> _Required task_:
Count the lines below that contain the string "range" and reply with only the number.

> _Exercise data_:
<<<<

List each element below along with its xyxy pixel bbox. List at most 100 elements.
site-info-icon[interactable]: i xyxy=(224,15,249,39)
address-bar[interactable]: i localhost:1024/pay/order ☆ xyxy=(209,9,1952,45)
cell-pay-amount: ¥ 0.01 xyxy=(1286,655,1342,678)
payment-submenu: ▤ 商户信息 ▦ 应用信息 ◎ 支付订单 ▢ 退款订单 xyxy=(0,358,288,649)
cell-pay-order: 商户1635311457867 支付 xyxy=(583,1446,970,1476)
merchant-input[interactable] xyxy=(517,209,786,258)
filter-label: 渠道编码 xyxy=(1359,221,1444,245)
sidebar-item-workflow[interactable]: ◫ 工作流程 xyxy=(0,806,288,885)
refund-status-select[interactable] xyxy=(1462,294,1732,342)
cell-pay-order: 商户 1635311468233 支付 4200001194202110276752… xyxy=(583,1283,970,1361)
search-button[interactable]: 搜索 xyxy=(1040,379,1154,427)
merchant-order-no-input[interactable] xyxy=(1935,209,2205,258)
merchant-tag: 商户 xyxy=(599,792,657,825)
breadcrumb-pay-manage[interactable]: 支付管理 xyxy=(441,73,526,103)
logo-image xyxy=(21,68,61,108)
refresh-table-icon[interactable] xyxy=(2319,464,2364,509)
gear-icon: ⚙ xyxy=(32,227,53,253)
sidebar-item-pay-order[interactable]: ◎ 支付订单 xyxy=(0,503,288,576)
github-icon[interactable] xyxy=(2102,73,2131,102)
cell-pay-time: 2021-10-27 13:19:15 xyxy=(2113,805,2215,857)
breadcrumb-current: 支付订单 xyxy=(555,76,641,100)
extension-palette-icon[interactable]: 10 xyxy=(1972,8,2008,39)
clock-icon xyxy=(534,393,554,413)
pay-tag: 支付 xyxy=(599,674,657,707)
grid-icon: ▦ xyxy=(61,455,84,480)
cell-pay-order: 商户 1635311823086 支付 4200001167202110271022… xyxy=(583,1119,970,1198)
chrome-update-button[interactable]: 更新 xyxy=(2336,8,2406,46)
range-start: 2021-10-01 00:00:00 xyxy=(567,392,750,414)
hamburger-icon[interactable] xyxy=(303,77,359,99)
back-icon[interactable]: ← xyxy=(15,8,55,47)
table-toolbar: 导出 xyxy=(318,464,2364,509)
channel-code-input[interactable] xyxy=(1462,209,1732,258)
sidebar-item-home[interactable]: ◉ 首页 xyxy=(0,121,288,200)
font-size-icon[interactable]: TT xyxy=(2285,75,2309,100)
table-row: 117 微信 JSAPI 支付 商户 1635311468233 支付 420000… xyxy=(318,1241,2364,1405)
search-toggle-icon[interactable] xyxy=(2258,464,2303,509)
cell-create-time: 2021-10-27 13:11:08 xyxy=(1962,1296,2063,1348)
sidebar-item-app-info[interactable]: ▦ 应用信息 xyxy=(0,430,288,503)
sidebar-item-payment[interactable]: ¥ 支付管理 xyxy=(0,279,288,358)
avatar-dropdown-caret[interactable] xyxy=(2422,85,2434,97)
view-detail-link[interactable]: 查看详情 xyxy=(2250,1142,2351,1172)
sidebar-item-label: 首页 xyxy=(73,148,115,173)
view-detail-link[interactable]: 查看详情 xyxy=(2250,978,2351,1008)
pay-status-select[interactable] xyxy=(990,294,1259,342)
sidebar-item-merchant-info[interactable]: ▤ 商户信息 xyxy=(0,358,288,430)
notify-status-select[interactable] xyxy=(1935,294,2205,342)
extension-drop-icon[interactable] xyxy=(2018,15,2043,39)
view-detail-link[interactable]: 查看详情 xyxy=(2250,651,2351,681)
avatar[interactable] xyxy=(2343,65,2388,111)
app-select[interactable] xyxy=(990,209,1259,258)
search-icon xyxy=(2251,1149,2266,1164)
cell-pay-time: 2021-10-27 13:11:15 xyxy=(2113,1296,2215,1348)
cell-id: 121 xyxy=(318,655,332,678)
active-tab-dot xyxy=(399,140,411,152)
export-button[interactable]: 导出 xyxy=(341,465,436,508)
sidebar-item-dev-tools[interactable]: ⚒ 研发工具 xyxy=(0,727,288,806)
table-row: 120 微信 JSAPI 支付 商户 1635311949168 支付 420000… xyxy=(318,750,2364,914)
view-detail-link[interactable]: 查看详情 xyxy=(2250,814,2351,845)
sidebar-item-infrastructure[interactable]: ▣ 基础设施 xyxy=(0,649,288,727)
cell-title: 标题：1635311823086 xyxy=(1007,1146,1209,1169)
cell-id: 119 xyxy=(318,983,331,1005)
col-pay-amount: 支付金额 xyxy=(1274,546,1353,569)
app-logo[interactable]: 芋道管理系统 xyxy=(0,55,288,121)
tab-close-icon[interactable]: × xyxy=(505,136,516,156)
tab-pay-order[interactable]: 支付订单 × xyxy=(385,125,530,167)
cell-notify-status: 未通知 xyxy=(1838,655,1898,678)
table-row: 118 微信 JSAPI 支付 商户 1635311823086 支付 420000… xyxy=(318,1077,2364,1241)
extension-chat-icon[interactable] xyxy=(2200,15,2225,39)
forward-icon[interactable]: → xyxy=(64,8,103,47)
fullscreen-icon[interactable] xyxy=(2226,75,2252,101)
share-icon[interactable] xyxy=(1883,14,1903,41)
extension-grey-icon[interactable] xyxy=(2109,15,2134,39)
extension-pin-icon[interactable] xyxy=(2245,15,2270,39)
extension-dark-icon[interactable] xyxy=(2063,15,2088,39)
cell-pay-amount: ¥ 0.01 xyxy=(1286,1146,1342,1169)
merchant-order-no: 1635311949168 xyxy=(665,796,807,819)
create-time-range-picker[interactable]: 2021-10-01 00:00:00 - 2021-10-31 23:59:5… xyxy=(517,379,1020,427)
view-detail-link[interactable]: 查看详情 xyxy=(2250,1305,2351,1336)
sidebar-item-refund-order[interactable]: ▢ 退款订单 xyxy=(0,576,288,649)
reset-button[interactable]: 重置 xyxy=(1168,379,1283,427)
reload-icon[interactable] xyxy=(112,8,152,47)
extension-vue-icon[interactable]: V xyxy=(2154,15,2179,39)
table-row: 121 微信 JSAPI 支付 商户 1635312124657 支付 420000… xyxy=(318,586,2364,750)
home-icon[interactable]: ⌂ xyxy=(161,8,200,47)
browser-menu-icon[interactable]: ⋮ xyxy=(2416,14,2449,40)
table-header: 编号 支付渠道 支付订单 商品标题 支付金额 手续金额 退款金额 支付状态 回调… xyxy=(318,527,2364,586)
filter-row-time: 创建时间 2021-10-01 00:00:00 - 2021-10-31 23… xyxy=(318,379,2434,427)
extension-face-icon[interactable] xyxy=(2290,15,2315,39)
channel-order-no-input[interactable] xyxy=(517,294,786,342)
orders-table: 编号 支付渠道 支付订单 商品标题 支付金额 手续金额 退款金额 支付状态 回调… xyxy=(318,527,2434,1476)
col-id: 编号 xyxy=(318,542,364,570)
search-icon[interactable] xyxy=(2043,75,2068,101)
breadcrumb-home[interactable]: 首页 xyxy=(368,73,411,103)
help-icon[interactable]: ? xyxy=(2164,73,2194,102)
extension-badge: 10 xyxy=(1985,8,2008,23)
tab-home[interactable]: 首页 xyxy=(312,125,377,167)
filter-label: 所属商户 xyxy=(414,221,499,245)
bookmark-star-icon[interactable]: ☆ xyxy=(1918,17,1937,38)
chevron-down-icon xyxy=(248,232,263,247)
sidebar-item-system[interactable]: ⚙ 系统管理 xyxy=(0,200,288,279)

>>>>

> _Exercise answer_:
2